→ Text block

We had decided to make a weekend of it, so once we were back on dry land we explored Rockingham (pleasant enough but not much to it apart from a beach and some nice restaurants and coffee shops) before heading down to Yalgorup National Park. We spent a little time on Preston Beach within the National Park before heading to our campsite for the night, Martin's Tank. National Park campsites are basic (long drop toilets and no running water) but very convenient to those on a budget wanting to get away from the confines of the cramped family campsites. It took about half an hour down an incredibly bumpy sand track to get there (doing wonders to Eric's suspension, I'm sure).  The National Park was fairly dense forest and bushland, and we saw quite a few spiders in the shrubs behind the van, including a beautiful Jewel spider with lots of colourful spikes on it's back. They aren't poisonous thankfully.  The next day we went down to Bunbury for a picnic on the beach, and a "gosh, I wonder why people have recommended this place" moment (no offence intended, the kind of place which would be fine if you lived there but not much point making a special trip), before making our way home via some thrombolites at Lake Clifton, in Yalgorup National Park. Thrombolites, 'living rocks', are the most common form of microbialites, which are rock-like structures built by micro-organisms. Thrombolites and stromatolites were the only known form of life on Earth some 3500 to 6500 million years ago. Microbes found in both thrombolite and stromatolite formations are believed to be responsible for oxygen production which allowed life to exist on the planet. So they're pretty important things – although it's hard to truly appreciate that as you gaze down at the grey blobs in front of you. As Bill Bryson so eloquently puts it; 'They are lusterless and grey and look ... like very large cow pats. But it is a curiously giddying moment to find yourself staring at living remnants of the Earth as it was 3.5 billion years ago.'

December also marked the seasonal opening of our local outdoor cinema. We went to see We Need to Talk About Kevin, which we thoroughly enjoyed, although Charlotte found it harder going than the book, and was slightly disturbed by Kevin being far too pretty. The cinema itself is very cute, and being set in a leafy walled garden, with a bar selling local beers and a wood-fired pizza oven, plus some live music on before the film. A lovely way to spend an evening.

→ Rows
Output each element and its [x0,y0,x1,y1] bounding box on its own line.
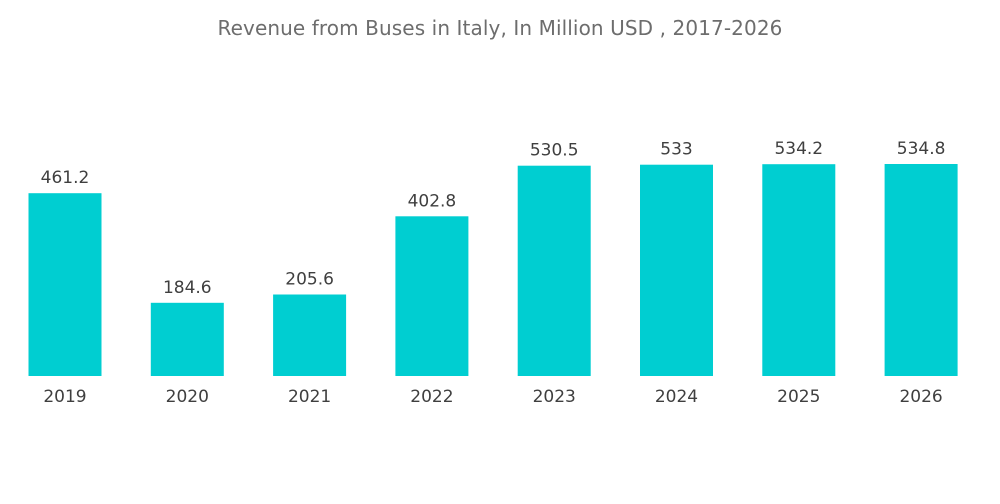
bar-2023 [517,165,591,376]
x-axis-tick-labels: 2019 2020 2021 2022 2023 2024 2025 2026 [43,387,942,407]
value-label-2023: 530.5 [530,141,579,161]
bar-2024 [640,164,713,376]
value-label-2024: 533 [660,140,692,160]
bars-layer [28,164,958,376]
value-label-2020: 184.6 [163,278,212,298]
bar-2022 [395,216,469,376]
x-tick-label-2019: 2019 [43,387,86,407]
value-label-2026: 534.8 [897,139,946,159]
value-label-2025: 534.2 [774,139,823,159]
chart-title: Revenue from Buses in Italy, In Million … [217,16,783,40]
x-tick-label-2026: 2026 [899,387,942,407]
value-label-2022: 402.8 [408,191,457,211]
x-tick-label-2025: 2025 [777,387,820,407]
x-tick-label-2021: 2021 [288,387,331,407]
x-tick-label-2020: 2020 [166,387,209,407]
x-tick-label-2023: 2023 [533,387,576,407]
bar-2025 [762,164,836,376]
bar-2020 [150,302,224,376]
x-tick-label-2024: 2024 [655,387,698,407]
value-labels-layer: 461.2 184.6 205.6 402.8 530.5 533 534.2 534.8 [41,139,946,298]
bar-2026 [884,164,958,376]
bar-2021 [273,294,347,376]
value-label-2019: 461.2 [41,168,90,188]
bar-2019 [28,193,102,376]
value-label-2021: 205.6 [285,270,334,290]
x-tick-label-2022: 2022 [410,387,453,407]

→ Goals
1. Repeat word for word the part of the travel account starting at "December also marked" and ending at "spend an evening.".
2. In the travel account, what was the name of the campsite used for the night in Yalgorup National Park?
The rows are not needed for this.

→ Exercise answers
1.
December also marked the seasonal opening of our local outdoor cinema. We went to see We Need to Talk About Kevin, which we thoroughly enjoyed, although Charlotte found it harder going than the book, and was slightly disturbed by Kevin being far too pretty. The cinema itself is very cute, and being set in a leafy walled garden, with a bar selling local beers and a wood-fired pizza oven, plus some live music on before the film. A lovely way to spend an evening.

2. Martin's Tank